-- BEGIN Records for this exercise --
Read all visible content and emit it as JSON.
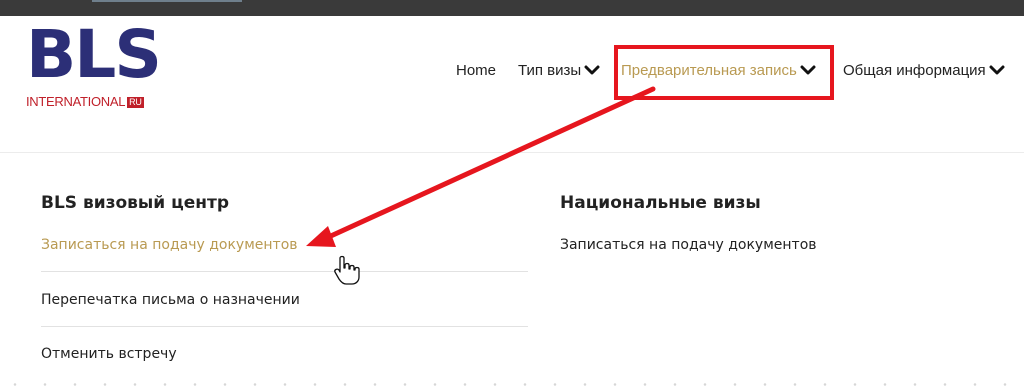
{
  "logo": {
    "main": "BLS",
    "sub": "INTERNATIONAL",
    "badge": "RU"
  },
  "nav": {
    "home": "Home",
    "visa_type": "Тип визы",
    "appointment": "Предварительная запись",
    "general_info": "Общая информация"
  },
  "menu": {
    "left": {
      "title": "BLS визовый центр",
      "items": [
        {
          "label": "Записаться на подачу документов"
        },
        {
          "label": "Перепечатка письма о назначении"
        },
        {
          "label": "Отменить встречу"
        }
      ]
    },
    "right": {
      "title": "Национальные визы",
      "items": [
        {
          "label": "Записаться на подачу документов"
        }
      ]
    }
  },
  "colors": {
    "brand_blue": "#2c2f77",
    "brand_red": "#c0202a",
    "gold_active": "#b99a52",
    "annotation_red": "#e6161e"
  },
  "icons": [
    "chevron-down-icon",
    "hand-pointer-cursor-icon",
    "annotation-arrow"
  ]
}
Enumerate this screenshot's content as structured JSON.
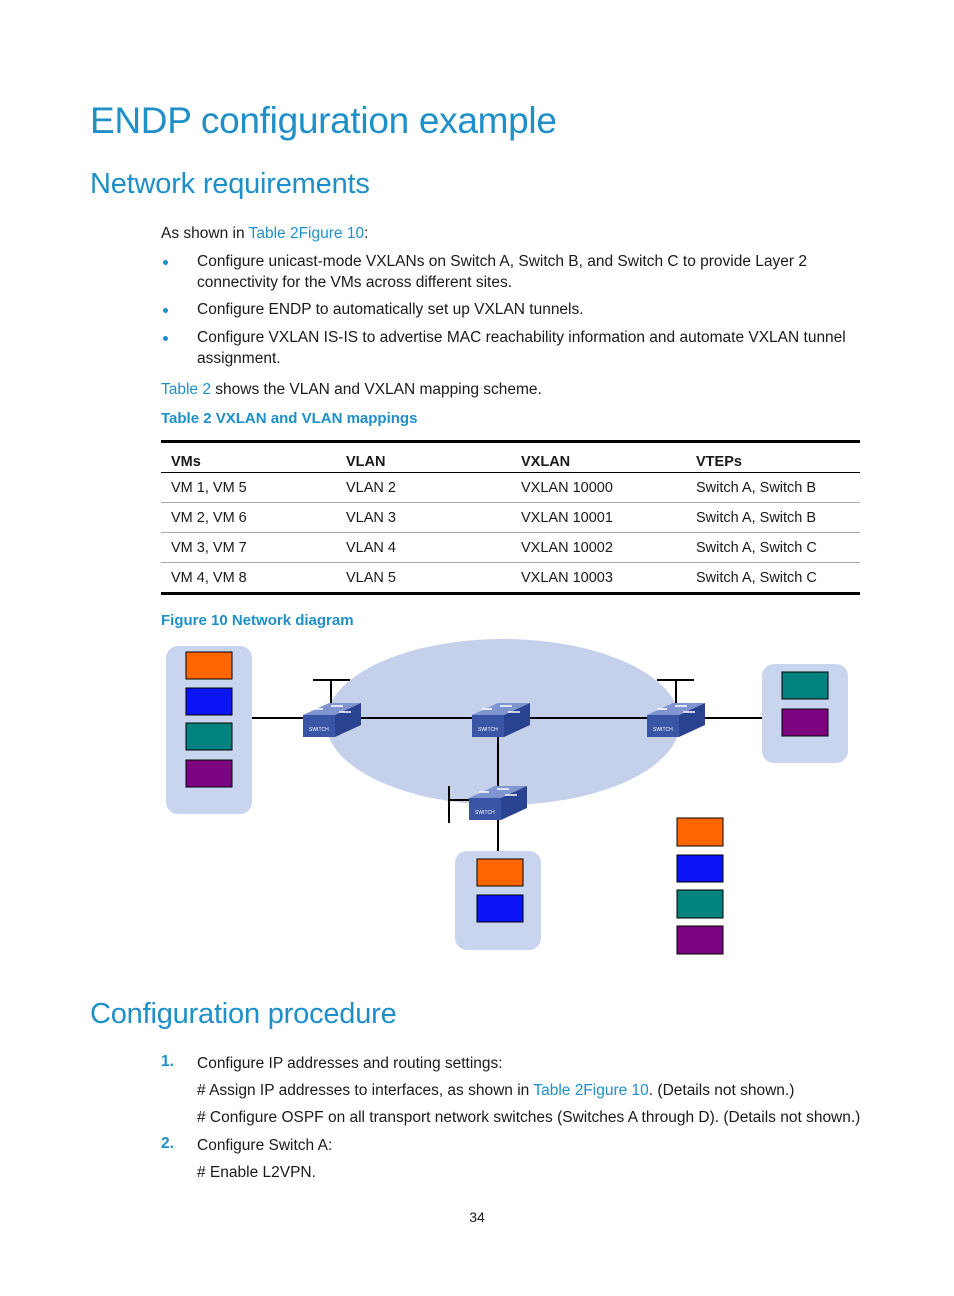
{
  "title": "ENDP configuration example",
  "sections": {
    "network_requirements": {
      "heading": "Network requirements",
      "intro_prefix": "As shown in ",
      "intro_link": "Table 2Figure 10",
      "intro_suffix": ":",
      "bullets": [
        "Configure unicast-mode VXLANs on Switch A, Switch B, and Switch C to provide Layer 2 connectivity for the VMs across different sites.",
        "Configure ENDP to automatically set up VXLAN tunnels.",
        "Configure VXLAN IS-IS to advertise MAC reachability information and automate VXLAN tunnel assignment."
      ],
      "table_ref_link": "Table 2",
      "table_ref_text": " shows the VLAN and VXLAN mapping scheme.",
      "table_caption": "Table 2 VXLAN and VLAN mappings",
      "table": {
        "headers": [
          "VMs",
          "VLAN",
          "VXLAN",
          "VTEPs"
        ],
        "rows": [
          [
            "VM 1, VM 5",
            "VLAN 2",
            "VXLAN 10000",
            "Switch A, Switch B"
          ],
          [
            "VM 2, VM 6",
            "VLAN 3",
            "VXLAN 10001",
            "Switch A, Switch B"
          ],
          [
            "VM 3, VM 7",
            "VLAN 4",
            "VXLAN 10002",
            "Switch A, Switch C"
          ],
          [
            "VM 4, VM 8",
            "VLAN 5",
            "VXLAN 10003",
            "Switch A, Switch C"
          ]
        ]
      },
      "figure_caption": "Figure 10 Network diagram",
      "figure": {
        "switch_label": "SWITCH",
        "colors": {
          "cloud": "#c5d0ea",
          "site_box": "#c9d4ee",
          "switch_face": "#3c57a8",
          "vm_orange": "#ff6600",
          "vm_blue": "#0a14f5",
          "vm_teal": "#00827f",
          "vm_purple": "#7d0480"
        },
        "sites": {
          "left": [
            "vm_orange",
            "vm_blue",
            "vm_teal",
            "vm_purple"
          ],
          "right": [
            "vm_teal",
            "vm_purple"
          ],
          "bottom": [
            "vm_orange",
            "vm_blue"
          ],
          "legend": [
            "vm_orange",
            "vm_blue",
            "vm_teal",
            "vm_purple"
          ]
        }
      }
    },
    "configuration_procedure": {
      "heading": "Configuration procedure",
      "steps": [
        {
          "number": "1.",
          "text": "Configure IP addresses and routing settings:",
          "sub": [
            {
              "prefix": "# Assign IP addresses to interfaces, as shown in ",
              "link": "Table 2Figure 10",
              "suffix": ". (Details not shown.)"
            },
            {
              "prefix": "# Configure OSPF on all transport network switches (Switches A through D). (Details not shown.)",
              "link": "",
              "suffix": ""
            }
          ]
        },
        {
          "number": "2.",
          "text": "Configure Switch A:",
          "sub": [
            {
              "prefix": "# Enable L2VPN.",
              "link": "",
              "suffix": ""
            }
          ]
        }
      ]
    }
  },
  "page_number": "34"
}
-- END Records for this exercise --
# Short problem:
Report all lines of the data that include the word "shown".

# Solution to this problem:
      "intro_prefix": "As shown in ",
              "prefix": "# Assign IP addresses to interfaces, as shown in ",
              "suffix": ". (Details not shown.)"
              "prefix": "# Configure OSPF on all transport network switches (Switches A through D). (Details not shown.)",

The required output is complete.